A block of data
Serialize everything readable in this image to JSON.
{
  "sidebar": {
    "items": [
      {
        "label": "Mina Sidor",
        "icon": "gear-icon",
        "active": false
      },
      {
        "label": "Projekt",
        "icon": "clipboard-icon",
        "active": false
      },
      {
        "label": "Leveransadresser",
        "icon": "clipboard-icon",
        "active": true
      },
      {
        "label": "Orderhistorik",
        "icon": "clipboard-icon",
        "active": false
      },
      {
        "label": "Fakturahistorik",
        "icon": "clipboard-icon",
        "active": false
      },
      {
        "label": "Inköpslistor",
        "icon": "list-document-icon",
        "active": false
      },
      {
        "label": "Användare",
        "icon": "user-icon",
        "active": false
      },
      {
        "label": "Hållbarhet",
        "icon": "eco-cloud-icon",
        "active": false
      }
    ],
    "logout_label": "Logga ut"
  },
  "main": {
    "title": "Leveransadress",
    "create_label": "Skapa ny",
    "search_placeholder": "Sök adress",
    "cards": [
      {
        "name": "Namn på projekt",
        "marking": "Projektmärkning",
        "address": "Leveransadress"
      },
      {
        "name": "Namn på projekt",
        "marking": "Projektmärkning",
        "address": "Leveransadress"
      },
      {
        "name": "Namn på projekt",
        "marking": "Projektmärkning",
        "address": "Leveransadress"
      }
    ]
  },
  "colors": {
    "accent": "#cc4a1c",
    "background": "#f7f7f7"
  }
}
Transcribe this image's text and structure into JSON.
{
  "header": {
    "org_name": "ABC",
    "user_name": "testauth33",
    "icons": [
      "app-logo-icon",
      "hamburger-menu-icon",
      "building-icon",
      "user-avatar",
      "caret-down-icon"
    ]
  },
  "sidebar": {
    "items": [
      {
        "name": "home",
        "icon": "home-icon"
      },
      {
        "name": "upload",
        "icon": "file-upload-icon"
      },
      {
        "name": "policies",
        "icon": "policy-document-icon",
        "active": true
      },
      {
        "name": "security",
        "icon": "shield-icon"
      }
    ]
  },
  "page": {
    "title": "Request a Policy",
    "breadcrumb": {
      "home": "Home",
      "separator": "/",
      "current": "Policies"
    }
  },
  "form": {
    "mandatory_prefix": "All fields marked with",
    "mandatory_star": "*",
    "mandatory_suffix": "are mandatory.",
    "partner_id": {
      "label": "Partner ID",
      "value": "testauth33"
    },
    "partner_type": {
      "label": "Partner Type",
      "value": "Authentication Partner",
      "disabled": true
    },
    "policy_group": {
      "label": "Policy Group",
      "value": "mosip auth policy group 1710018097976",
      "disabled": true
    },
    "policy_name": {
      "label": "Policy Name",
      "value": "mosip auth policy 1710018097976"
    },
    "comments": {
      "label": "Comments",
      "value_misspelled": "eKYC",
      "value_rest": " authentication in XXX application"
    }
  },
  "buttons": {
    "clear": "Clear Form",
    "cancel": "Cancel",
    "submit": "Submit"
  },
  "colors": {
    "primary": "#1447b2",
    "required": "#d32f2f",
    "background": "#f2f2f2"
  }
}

Stated problem
Reproduce every line above without error.

Task response
Serialize everything readable in this image to JSON.
{
  "sidebar": {
    "items": [
      {
        "label": "Mina Sidor",
        "icon": "gear-icon",
        "active": false
      },
      {
        "label": "Projekt",
        "icon": "clipboard-icon",
        "active": false
      },
      {
        "label": "Leveransadresser",
        "icon": "clipboard-icon",
        "active": true
      },
      {
        "label": "Orderhistorik",
        "icon": "clipboard-icon",
        "active": false
      },
      {
        "label": "Fakturahistorik",
        "icon": "clipboard-icon",
        "active": false
      },
      {
        "label": "Inköpslistor",
        "icon": "list-document-icon",
        "active": false
      },
      {
        "label": "Användare",
        "icon": "user-icon",
        "active": false
      },
      {
        "label": "Hållbarhet",
        "icon": "eco-cloud-icon",
        "active": false
      }
    ],
    "logout_label": "Logga ut"
  },
  "main": {
    "title": "Leveransadress",
    "create_label": "Skapa ny",
    "search_placeholder": "Sök adress",
    "cards": [
      {
        "name": "Namn på projekt",
        "marking": "Projektmärkning",
        "address": "Leveransadress"
      },
      {
        "name": "Namn på projekt",
        "marking": "Projektmärkning",
        "address": "Leveransadress"
      },
      {
        "name": "Namn på projekt",
        "marking": "Projektmärkning",
        "address": "Leveransadress"
      }
    ]
  },
  "colors": {
    "accent": "#cc4a1c",
    "background": "#f7f7f7"
  }
}
Transcribe this image's text and structure into JSON.
{
  "header": {
    "org_name": "ABC",
    "user_name": "testauth33",
    "icons": [
      "app-logo-icon",
      "hamburger-menu-icon",
      "building-icon",
      "user-avatar",
      "caret-down-icon"
    ]
  },
  "sidebar": {
    "items": [
      {
        "name": "home",
        "icon": "home-icon"
      },
      {
        "name": "upload",
        "icon": "file-upload-icon"
      },
      {
        "name": "policies",
        "icon": "policy-document-icon",
        "active": true
      },
      {
        "name": "security",
        "icon": "shield-icon"
      }
    ]
  },
  "page": {
    "title": "Request a Policy",
    "breadcrumb": {
      "home": "Home",
      "separator": "/",
      "current": "Policies"
    }
  },
  "form": {
    "mandatory_prefix": "All fields marked with",
    "mandatory_star": "*",
    "mandatory_suffix": "are mandatory.",
    "partner_id": {
      "label": "Partner ID",
      "value": "testauth33"
    },
    "partner_type": {
      "label": "Partner Type",
      "value": "Authentication Partner",
      "disabled": true
    },
    "policy_group": {
      "label": "Policy Group",
      "value": "mosip auth policy group 1710018097976",
      "disabled": true
    },
    "policy_name": {
      "label": "Policy Name",
      "value": "mosip auth policy 1710018097976"
    },
    "comments": {
      "label": "Comments",
      "value_misspelled": "eKYC",
      "value_rest": " authentication in XXX application"
    }
  },
  "buttons": {
    "clear": "Clear Form",
    "cancel": "Cancel",
    "submit": "Submit"
  },
  "colors": {
    "primary": "#1447b2",
    "required": "#d32f2f",
    "background": "#f2f2f2"
  }
}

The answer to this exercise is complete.